What to produce:
Take every line that has the string "text" and copy it out.

BEGIN Provided data

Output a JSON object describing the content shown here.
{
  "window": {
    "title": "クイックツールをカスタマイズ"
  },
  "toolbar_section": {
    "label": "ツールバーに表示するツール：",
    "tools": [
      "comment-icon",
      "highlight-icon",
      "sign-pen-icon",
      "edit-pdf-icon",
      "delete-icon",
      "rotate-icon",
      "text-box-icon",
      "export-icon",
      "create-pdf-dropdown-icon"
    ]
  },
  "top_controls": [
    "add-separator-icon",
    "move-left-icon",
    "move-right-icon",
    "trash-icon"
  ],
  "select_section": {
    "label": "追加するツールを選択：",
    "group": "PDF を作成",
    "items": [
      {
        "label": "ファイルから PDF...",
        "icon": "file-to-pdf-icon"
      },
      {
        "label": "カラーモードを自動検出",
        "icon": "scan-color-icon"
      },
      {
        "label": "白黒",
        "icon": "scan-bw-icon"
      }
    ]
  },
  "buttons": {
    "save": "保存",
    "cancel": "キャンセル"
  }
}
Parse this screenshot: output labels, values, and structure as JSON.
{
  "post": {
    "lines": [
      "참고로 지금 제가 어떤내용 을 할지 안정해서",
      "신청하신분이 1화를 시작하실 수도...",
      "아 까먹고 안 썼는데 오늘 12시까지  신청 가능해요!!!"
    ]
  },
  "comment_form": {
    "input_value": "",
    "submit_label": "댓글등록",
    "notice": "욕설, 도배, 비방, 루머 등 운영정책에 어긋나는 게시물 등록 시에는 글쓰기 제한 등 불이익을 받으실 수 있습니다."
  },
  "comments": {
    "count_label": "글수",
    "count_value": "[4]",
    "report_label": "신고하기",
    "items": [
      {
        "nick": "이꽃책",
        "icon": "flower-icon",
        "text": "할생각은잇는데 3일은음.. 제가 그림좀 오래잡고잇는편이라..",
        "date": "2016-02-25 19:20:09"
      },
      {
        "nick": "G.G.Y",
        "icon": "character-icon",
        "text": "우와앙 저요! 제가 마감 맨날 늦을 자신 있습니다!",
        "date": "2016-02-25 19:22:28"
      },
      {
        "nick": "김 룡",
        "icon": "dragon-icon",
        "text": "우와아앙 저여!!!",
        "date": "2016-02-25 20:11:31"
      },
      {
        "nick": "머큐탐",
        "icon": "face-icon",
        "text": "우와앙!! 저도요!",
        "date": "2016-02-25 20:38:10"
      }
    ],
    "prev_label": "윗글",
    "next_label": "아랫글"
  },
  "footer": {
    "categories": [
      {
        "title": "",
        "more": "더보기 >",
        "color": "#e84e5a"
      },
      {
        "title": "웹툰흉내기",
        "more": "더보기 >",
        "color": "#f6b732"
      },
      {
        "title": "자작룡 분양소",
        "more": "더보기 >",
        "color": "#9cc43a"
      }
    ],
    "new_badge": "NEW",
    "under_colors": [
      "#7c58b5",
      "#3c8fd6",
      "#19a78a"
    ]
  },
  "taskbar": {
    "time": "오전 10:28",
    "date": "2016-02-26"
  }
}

END Provided data

Exercise solution:
      "text-box-icon",
        "text": "할생각은잇는데 3일은음.. 제가 그림좀 오래잡고잇는편이라..",
        "text": "우와앙 저요! 제가 마감 맨날 늦을 자신 있습니다!",
        "text": "우와아앙 저여!!!",
        "text": "우와앙!! 저도요!",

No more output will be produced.